Data supplied »
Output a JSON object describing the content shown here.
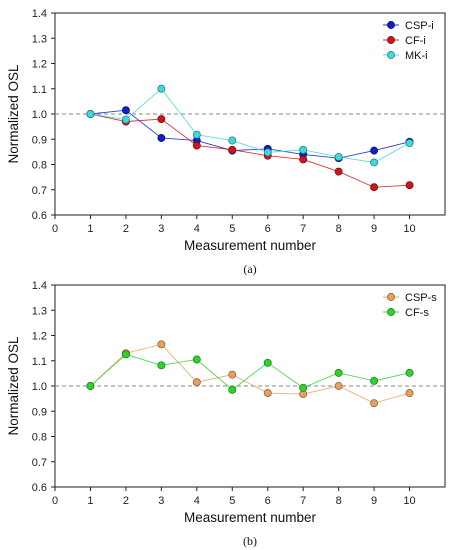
{
  "chart_data": [
    {
      "type": "line",
      "caption": "(a)",
      "xlabel": "Measurement number",
      "ylabel": "Normalized OSL",
      "xlim": [
        0,
        11
      ],
      "ylim": [
        0.6,
        1.4
      ],
      "xticks": [
        0,
        1,
        2,
        3,
        4,
        5,
        6,
        7,
        8,
        9,
        10
      ],
      "yticks": [
        0.6,
        0.7,
        0.8,
        0.9,
        1.0,
        1.1,
        1.2,
        1.3,
        1.4
      ],
      "ytick_labels": [
        "0.6",
        "0.7",
        "0.8",
        "0.9",
        "1.0",
        "1.1",
        "1.2",
        "1.3",
        "1.4"
      ],
      "reference_line": 1.0,
      "legend_position": "top-right",
      "x": [
        1,
        2,
        3,
        4,
        5,
        6,
        7,
        8,
        9,
        10
      ],
      "series": [
        {
          "name": "CSP-i",
          "color": "#1020c8",
          "values": [
            1.0,
            1.015,
            0.905,
            0.895,
            0.855,
            0.862,
            0.84,
            0.825,
            0.855,
            0.89
          ]
        },
        {
          "name": "CF-i",
          "color": "#d0141a",
          "values": [
            1.0,
            0.97,
            0.98,
            0.875,
            0.858,
            0.835,
            0.82,
            0.772,
            0.71,
            0.718
          ]
        },
        {
          "name": "MK-i",
          "color": "#3fd8e0",
          "values": [
            1.0,
            0.978,
            1.1,
            0.918,
            0.895,
            0.848,
            0.858,
            0.83,
            0.808,
            0.885
          ]
        }
      ]
    },
    {
      "type": "line",
      "caption": "(b)",
      "xlabel": "Measurement number",
      "ylabel": "Normalized OSL",
      "xlim": [
        0,
        11
      ],
      "ylim": [
        0.6,
        1.4
      ],
      "xticks": [
        0,
        1,
        2,
        3,
        4,
        5,
        6,
        7,
        8,
        9,
        10
      ],
      "yticks": [
        0.6,
        0.7,
        0.8,
        0.9,
        1.0,
        1.1,
        1.2,
        1.3,
        1.4
      ],
      "ytick_labels": [
        "0.6",
        "0.7",
        "0.8",
        "0.9",
        "1.0",
        "1.1",
        "1.2",
        "1.3",
        "1.4"
      ],
      "reference_line": 1.0,
      "legend_position": "top-right",
      "x": [
        1,
        2,
        3,
        4,
        5,
        6,
        7,
        8,
        9,
        10
      ],
      "series": [
        {
          "name": "CSP-s",
          "color": "#e8a060",
          "values": [
            1.0,
            1.13,
            1.165,
            1.015,
            1.045,
            0.972,
            0.968,
            1.0,
            0.932,
            0.972
          ]
        },
        {
          "name": "CF-s",
          "color": "#2ed42e",
          "values": [
            1.0,
            1.125,
            1.082,
            1.105,
            0.985,
            1.092,
            0.993,
            1.052,
            1.02,
            1.052
          ]
        }
      ]
    }
  ]
}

Short task » Copy out all of the data word for word. Do not carry over any picture.

Finished exercise »
Output a JSON object describing the content shown here.
{
  "chart_data": [
    {
      "type": "line",
      "caption": "(a)",
      "xlabel": "Measurement number",
      "ylabel": "Normalized OSL",
      "xlim": [
        0,
        11
      ],
      "ylim": [
        0.6,
        1.4
      ],
      "xticks": [
        0,
        1,
        2,
        3,
        4,
        5,
        6,
        7,
        8,
        9,
        10
      ],
      "yticks": [
        0.6,
        0.7,
        0.8,
        0.9,
        1.0,
        1.1,
        1.2,
        1.3,
        1.4
      ],
      "ytick_labels": [
        "0.6",
        "0.7",
        "0.8",
        "0.9",
        "1.0",
        "1.1",
        "1.2",
        "1.3",
        "1.4"
      ],
      "reference_line": 1.0,
      "legend_position": "top-right",
      "x": [
        1,
        2,
        3,
        4,
        5,
        6,
        7,
        8,
        9,
        10
      ],
      "series": [
        {
          "name": "CSP-i",
          "color": "#1020c8",
          "values": [
            1.0,
            1.015,
            0.905,
            0.895,
            0.855,
            0.862,
            0.84,
            0.825,
            0.855,
            0.89
          ]
        },
        {
          "name": "CF-i",
          "color": "#d0141a",
          "values": [
            1.0,
            0.97,
            0.98,
            0.875,
            0.858,
            0.835,
            0.82,
            0.772,
            0.71,
            0.718
          ]
        },
        {
          "name": "MK-i",
          "color": "#3fd8e0",
          "values": [
            1.0,
            0.978,
            1.1,
            0.918,
            0.895,
            0.848,
            0.858,
            0.83,
            0.808,
            0.885
          ]
        }
      ]
    },
    {
      "type": "line",
      "caption": "(b)",
      "xlabel": "Measurement number",
      "ylabel": "Normalized OSL",
      "xlim": [
        0,
        11
      ],
      "ylim": [
        0.6,
        1.4
      ],
      "xticks": [
        0,
        1,
        2,
        3,
        4,
        5,
        6,
        7,
        8,
        9,
        10
      ],
      "yticks": [
        0.6,
        0.7,
        0.8,
        0.9,
        1.0,
        1.1,
        1.2,
        1.3,
        1.4
      ],
      "ytick_labels": [
        "0.6",
        "0.7",
        "0.8",
        "0.9",
        "1.0",
        "1.1",
        "1.2",
        "1.3",
        "1.4"
      ],
      "reference_line": 1.0,
      "legend_position": "top-right",
      "x": [
        1,
        2,
        3,
        4,
        5,
        6,
        7,
        8,
        9,
        10
      ],
      "series": [
        {
          "name": "CSP-s",
          "color": "#e8a060",
          "values": [
            1.0,
            1.13,
            1.165,
            1.015,
            1.045,
            0.972,
            0.968,
            1.0,
            0.932,
            0.972
          ]
        },
        {
          "name": "CF-s",
          "color": "#2ed42e",
          "values": [
            1.0,
            1.125,
            1.082,
            1.105,
            0.985,
            1.092,
            0.993,
            1.052,
            1.02,
            1.052
          ]
        }
      ]
    }
  ]
}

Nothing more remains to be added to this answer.